YOUR TASK
Omit every picture and return the rest of the data unaltered.
===== MATERIAL SHOWN =====
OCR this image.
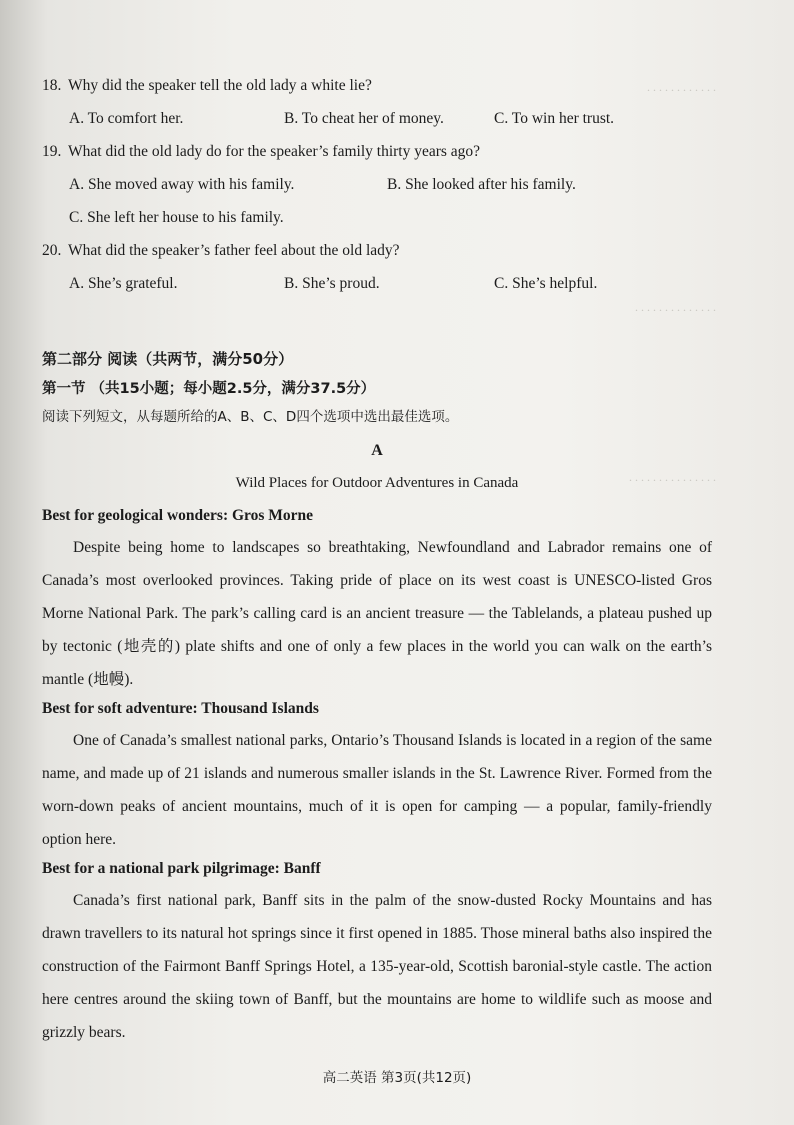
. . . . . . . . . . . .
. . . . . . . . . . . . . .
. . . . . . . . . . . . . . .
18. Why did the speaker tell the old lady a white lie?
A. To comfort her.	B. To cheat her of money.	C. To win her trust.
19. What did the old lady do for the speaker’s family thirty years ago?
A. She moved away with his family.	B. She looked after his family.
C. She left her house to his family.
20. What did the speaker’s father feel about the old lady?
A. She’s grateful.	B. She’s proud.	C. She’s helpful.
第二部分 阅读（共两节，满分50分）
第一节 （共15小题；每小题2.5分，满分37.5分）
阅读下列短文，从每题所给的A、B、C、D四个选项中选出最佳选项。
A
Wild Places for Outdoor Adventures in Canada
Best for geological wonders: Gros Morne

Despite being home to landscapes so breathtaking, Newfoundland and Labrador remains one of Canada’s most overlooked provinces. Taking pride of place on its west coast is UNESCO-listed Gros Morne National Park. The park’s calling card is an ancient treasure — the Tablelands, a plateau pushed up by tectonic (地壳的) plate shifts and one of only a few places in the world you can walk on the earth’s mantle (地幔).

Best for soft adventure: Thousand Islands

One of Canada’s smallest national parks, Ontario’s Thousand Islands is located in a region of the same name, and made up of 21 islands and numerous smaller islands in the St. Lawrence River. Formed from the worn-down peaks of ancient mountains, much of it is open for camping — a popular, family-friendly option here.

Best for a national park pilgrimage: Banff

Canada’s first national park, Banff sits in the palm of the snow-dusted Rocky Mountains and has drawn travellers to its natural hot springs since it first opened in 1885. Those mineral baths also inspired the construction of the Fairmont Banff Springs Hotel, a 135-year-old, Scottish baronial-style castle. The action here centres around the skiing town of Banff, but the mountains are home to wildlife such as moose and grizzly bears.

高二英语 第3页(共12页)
=====
EXERCISE SOLUTION
OCR this image.
. . . . . . . . . . . .
. . . . . . . . . . . . . .
. . . . . . . . . . . . . . .
18. Why did the speaker tell the old lady a white lie?
A. To comfort her.	B. To cheat her of money.	C. To win her trust.
19. What did the old lady do for the speaker’s family thirty years ago?
A. She moved away with his family.	B. She looked after his family.
C. She left her house to his family.
20. What did the speaker’s father feel about the old lady?
A. She’s grateful.	B. She’s proud.	C. She’s helpful.
第二部分 阅读（共两节，满分50分）
第一节 （共15小题；每小题2.5分，满分37.5分）
阅读下列短文，从每题所给的A、B、C、D四个选项中选出最佳选项。
A
Wild Places for Outdoor Adventures in Canada
Best for geological wonders: Gros Morne

Despite being home to landscapes so breathtaking, Newfoundland and Labrador remains one of Canada’s most overlooked provinces. Taking pride of place on its west coast is UNESCO-listed Gros Morne National Park. The park’s calling card is an ancient treasure — the Tablelands, a plateau pushed up by tectonic (地壳的) plate shifts and one of only a few places in the world you can walk on the earth’s mantle (地幔).

Best for soft adventure: Thousand Islands

One of Canada’s smallest national parks, Ontario’s Thousand Islands is located in a region of the same name, and made up of 21 islands and numerous smaller islands in the St. Lawrence River. Formed from the worn-down peaks of ancient mountains, much of it is open for camping — a popular, family-friendly option here.

Best for a national park pilgrimage: Banff

Canada’s first national park, Banff sits in the palm of the snow-dusted Rocky Mountains and has drawn travellers to its natural hot springs since it first opened in 1885. Those mineral baths also inspired the construction of the Fairmont Banff Springs Hotel, a 135-year-old, Scottish baronial-style castle. The action here centres around the skiing town of Banff, but the mountains are home to wildlife such as moose and grizzly bears.

高二英语 第3页(共12页)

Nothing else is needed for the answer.